** Begin Data listing **

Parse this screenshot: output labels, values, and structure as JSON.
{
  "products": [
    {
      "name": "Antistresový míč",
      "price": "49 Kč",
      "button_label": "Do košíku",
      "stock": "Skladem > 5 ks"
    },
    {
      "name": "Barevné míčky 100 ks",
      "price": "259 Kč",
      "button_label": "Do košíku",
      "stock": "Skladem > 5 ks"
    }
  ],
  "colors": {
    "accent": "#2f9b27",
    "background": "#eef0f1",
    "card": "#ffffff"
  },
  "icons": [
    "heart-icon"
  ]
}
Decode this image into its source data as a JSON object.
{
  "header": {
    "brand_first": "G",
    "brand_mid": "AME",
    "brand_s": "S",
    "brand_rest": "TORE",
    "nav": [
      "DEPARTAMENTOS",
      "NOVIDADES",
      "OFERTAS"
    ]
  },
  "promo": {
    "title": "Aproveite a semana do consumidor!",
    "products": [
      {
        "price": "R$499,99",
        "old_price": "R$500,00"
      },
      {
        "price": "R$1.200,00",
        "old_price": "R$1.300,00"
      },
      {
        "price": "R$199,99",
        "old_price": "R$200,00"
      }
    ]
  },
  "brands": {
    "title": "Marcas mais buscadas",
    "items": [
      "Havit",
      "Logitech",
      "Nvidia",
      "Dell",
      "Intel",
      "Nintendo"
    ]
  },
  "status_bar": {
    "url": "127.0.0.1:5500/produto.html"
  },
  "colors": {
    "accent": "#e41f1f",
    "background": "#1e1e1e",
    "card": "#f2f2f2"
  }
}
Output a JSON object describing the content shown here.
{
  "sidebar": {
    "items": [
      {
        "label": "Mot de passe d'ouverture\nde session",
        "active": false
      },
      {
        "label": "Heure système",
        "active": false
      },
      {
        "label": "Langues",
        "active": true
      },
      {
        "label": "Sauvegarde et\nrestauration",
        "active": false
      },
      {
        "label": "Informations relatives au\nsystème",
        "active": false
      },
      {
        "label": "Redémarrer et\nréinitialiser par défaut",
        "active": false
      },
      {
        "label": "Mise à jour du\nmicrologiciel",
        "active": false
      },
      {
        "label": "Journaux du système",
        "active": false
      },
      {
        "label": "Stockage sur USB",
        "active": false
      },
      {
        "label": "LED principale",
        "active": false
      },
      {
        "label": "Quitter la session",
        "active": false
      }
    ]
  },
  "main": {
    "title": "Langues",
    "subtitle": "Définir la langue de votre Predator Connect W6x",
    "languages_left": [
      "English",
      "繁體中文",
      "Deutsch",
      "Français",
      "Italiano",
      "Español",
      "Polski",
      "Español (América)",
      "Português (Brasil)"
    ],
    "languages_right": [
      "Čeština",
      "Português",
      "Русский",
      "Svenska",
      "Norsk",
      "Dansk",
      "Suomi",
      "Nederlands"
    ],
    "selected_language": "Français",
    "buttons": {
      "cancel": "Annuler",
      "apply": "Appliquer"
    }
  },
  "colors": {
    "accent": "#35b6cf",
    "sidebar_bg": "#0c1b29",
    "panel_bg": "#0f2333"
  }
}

** End Data listing **

Please quote the data above in full, with no line missing.

Correct result
Parse this screenshot: output labels, values, and structure as JSON.
{
  "products": [
    {
      "name": "Antistresový míč",
      "price": "49 Kč",
      "button_label": "Do košíku",
      "stock": "Skladem > 5 ks"
    },
    {
      "name": "Barevné míčky 100 ks",
      "price": "259 Kč",
      "button_label": "Do košíku",
      "stock": "Skladem > 5 ks"
    }
  ],
  "colors": {
    "accent": "#2f9b27",
    "background": "#eef0f1",
    "card": "#ffffff"
  },
  "icons": [
    "heart-icon"
  ]
}
Decode this image into its source data as a JSON object.
{
  "header": {
    "brand_first": "G",
    "brand_mid": "AME",
    "brand_s": "S",
    "brand_rest": "TORE",
    "nav": [
      "DEPARTAMENTOS",
      "NOVIDADES",
      "OFERTAS"
    ]
  },
  "promo": {
    "title": "Aproveite a semana do consumidor!",
    "products": [
      {
        "price": "R$499,99",
        "old_price": "R$500,00"
      },
      {
        "price": "R$1.200,00",
        "old_price": "R$1.300,00"
      },
      {
        "price": "R$199,99",
        "old_price": "R$200,00"
      }
    ]
  },
  "brands": {
    "title": "Marcas mais buscadas",
    "items": [
      "Havit",
      "Logitech",
      "Nvidia",
      "Dell",
      "Intel",
      "Nintendo"
    ]
  },
  "status_bar": {
    "url": "127.0.0.1:5500/produto.html"
  },
  "colors": {
    "accent": "#e41f1f",
    "background": "#1e1e1e",
    "card": "#f2f2f2"
  }
}
Output a JSON object describing the content shown here.
{
  "sidebar": {
    "items": [
      {
        "label": "Mot de passe d'ouverture\nde session",
        "active": false
      },
      {
        "label": "Heure système",
        "active": false
      },
      {
        "label": "Langues",
        "active": true
      },
      {
        "label": "Sauvegarde et\nrestauration",
        "active": false
      },
      {
        "label": "Informations relatives au\nsystème",
        "active": false
      },
      {
        "label": "Redémarrer et\nréinitialiser par défaut",
        "active": false
      },
      {
        "label": "Mise à jour du\nmicrologiciel",
        "active": false
      },
      {
        "label": "Journaux du système",
        "active": false
      },
      {
        "label": "Stockage sur USB",
        "active": false
      },
      {
        "label": "LED principale",
        "active": false
      },
      {
        "label": "Quitter la session",
        "active": false
      }
    ]
  },
  "main": {
    "title": "Langues",
    "subtitle": "Définir la langue de votre Predator Connect W6x",
    "languages_left": [
      "English",
      "繁體中文",
      "Deutsch",
      "Français",
      "Italiano",
      "Español",
      "Polski",
      "Español (América)",
      "Português (Brasil)"
    ],
    "languages_right": [
      "Čeština",
      "Português",
      "Русский",
      "Svenska",
      "Norsk",
      "Dansk",
      "Suomi",
      "Nederlands"
    ],
    "selected_language": "Français",
    "buttons": {
      "cancel": "Annuler",
      "apply": "Appliquer"
    }
  },
  "colors": {
    "accent": "#35b6cf",
    "sidebar_bg": "#0c1b29",
    "panel_bg": "#0f2333"
  }
}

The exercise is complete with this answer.